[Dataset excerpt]
"""
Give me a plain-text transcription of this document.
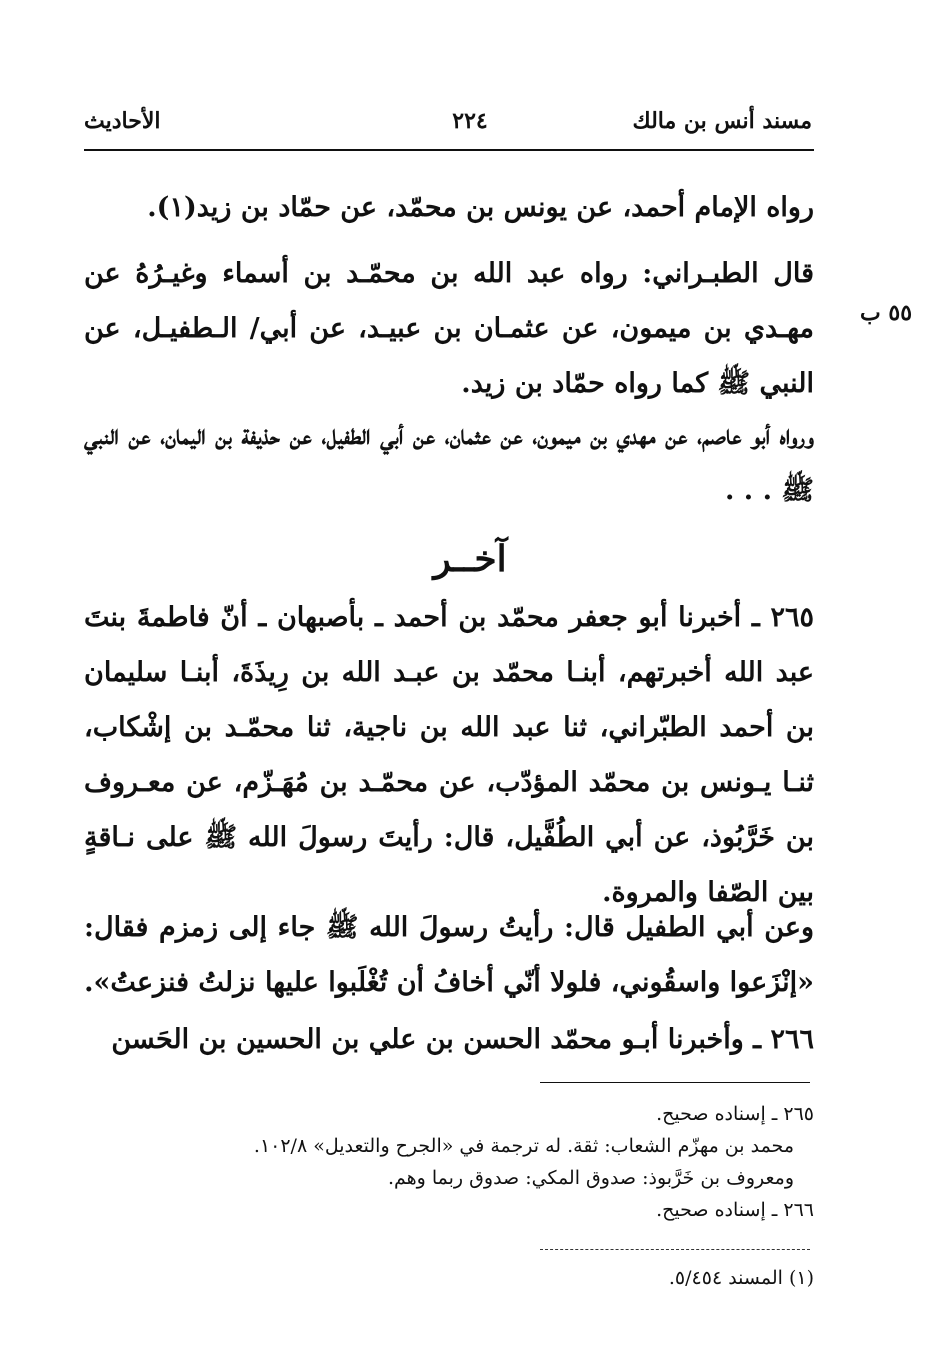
مسند أنس بن مالك
٢٢٤
الأحاديث
٥٥ ب
رواه الإمام أحمد، عن يونس بن محمّد، عن حمّاد بن زيد(١).
قال الطبـراني: رواه عبد الله بن محمّـد بن أسماء وغيـرُهُ عن مهـدي بن ميمون، عن عثمـان بن عبيـد، عن أبي/ الـطفيـل، عن النبي ﷺ كما رواه حمّاد بن زيد.
ورواه أبو عاصم، عن مهدي بن ميمون، عن عثمان، عن أبي الطفيل، عن حذيفة بن اليمان، عن النبي ﷺ . . .
آخــر
٢٦٥ ـ أخبرنا أبو جعفر محمّد بن أحمد ـ بأصبهان ـ أنّ فاطمةَ بنتَ عبد الله أخبرتهم، أبنـا محمّد بن عبـد الله بن رِيذَةَ، أبنـا سليمان بن أحمد الطبّراني، ثنا عبد الله بن ناجية، ثنا محمّـد بن إشْكاب، ثنـا يـونس بن محمّد المؤدّب، عن محمّـد بن مُهَـزّم، عن معـروف بن خَرَّبُوذ، عن أبي الطُفَّيل، قال: رأيتَ رسولَ الله ﷺ على نـاقةٍ بين الصّفا والمروة.
وعن أبي الطفيل قال: رأيتُ رسولَ الله ﷺ جاء إلى زمزم فقال: «إنْزَعوا واسقُوني، فلولا أنّي أخافُ أن تُغْلَبوا عليها نزلتُ فنزعتُ».
٢٦٦ ـ وأخبرنا أبـو محمّد الحسن بن علي بن الحسين بن الحَسن
٢٦٥ ـ إسناده صحيح.
محمد بن مهزّم الشعاب: ثقة. له ترجمة في «الجرح والتعديل» ١٠٢/٨.
ومعروف بن خَرَّبوذ: صدوق المكي: صدوق ربما وهم.
٢٦٦ ـ إسناده صحيح.
(١) المسند ٥/٤٥٤.
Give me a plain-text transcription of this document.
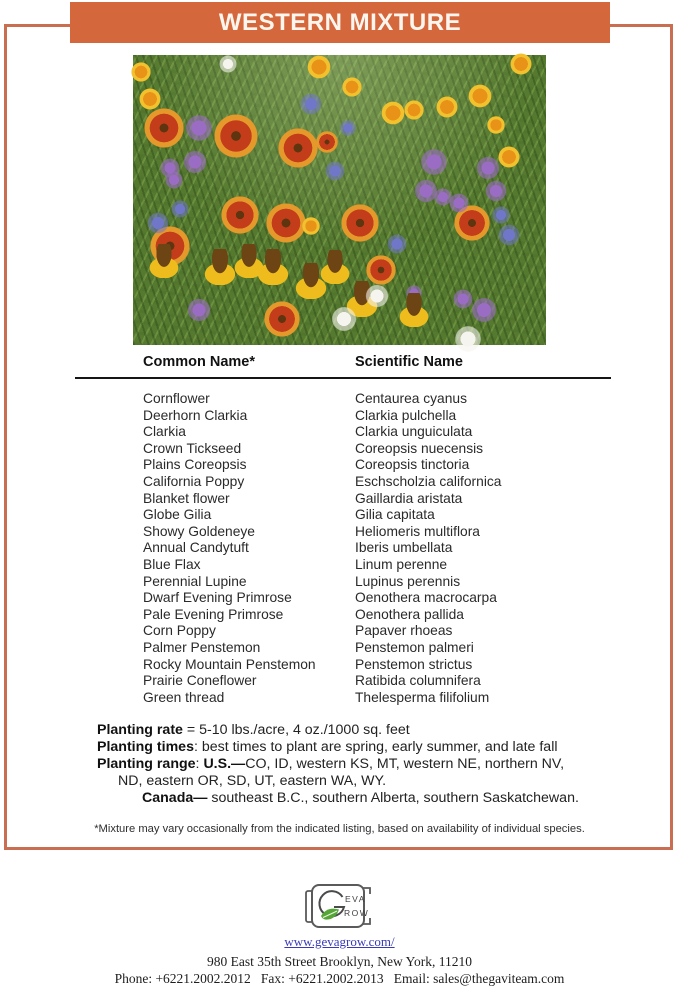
WESTERN MIXTURE
Common Name*	Scientific Name
Cornflower	Centaurea cyanus
Deerhorn Clarkia	Clarkia pulchella
Clarkia	Clarkia unguiculata
Crown Tickseed	Coreopsis nuecensis
Plains Coreopsis	Coreopsis tinctoria
California Poppy	Eschscholzia californica
Blanket flower	Gaillardia aristata
Globe Gilia	Gilia capitata
Showy Goldeneye	Heliomeris multiflora
Annual Candytuft	Iberis umbellata
Blue Flax	Linum perenne
Perennial Lupine	Lupinus perennis
Dwarf Evening Primrose	Oenothera macrocarpa
Pale Evening Primrose	Oenothera pallida
Corn Poppy	Papaver rhoeas
Palmer Penstemon	Penstemon palmeri
Rocky Mountain Penstemon	Penstemon strictus
Prairie Coneflower	Ratibida columnifera
Green thread	Thelesperma filifolium
Planting rate = 5-10 lbs./acre, 4 oz./1000 sq. feet
Planting times: best times to plant are spring, early summer, and late fall
Planting range: U.S.—CO, ID, western KS, MT, western NE, northern NV,
ND, eastern OR, SD, UT, eastern WA, WY.
Canada— southeast B.C., southern Alberta, southern Saskatchewan.
*Mixture may vary occasionally from the indicated listing, based on availability of individual species.
EVA
ROW
www.gevagrow.com/
980 East 35th Street Brooklyn, New York, 11210
Phone: +6221.2002.2012   Fax: +6221.2002.2013   Email: sales@thegaviteam.com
"""
§ AIM OF THE EXERCISE:
Copy every line above that includes the string "أحمد".

§ SOLUTION FOR THIS TASK:
رواه الإمام أحمد، عن يونس بن محمّد، عن حمّاد بن زيد(١).
٢٦٥ ـ أخبرنا أبو جعفر محمّد بن أحمد ـ بأصبهان ـ أنّ فاطمةَ بنتَ عبد الله أخبرتهم، أبنـا محمّد بن عبـد الله بن رِيذَةَ، أبنـا سليمان بن أحمد الطبّراني، ثنا عبد الله بن ناجية، ثنا محمّـد بن إشْكاب، ثنـا يـونس بن محمّد المؤدّب، عن محمّـد بن مُهَـزّم، عن معـروف بن خَرَّبُوذ، عن أبي الطُفَّيل، قال: رأيتَ رسولَ الله ﷺ على نـاقةٍ بين الصّفا والمروة.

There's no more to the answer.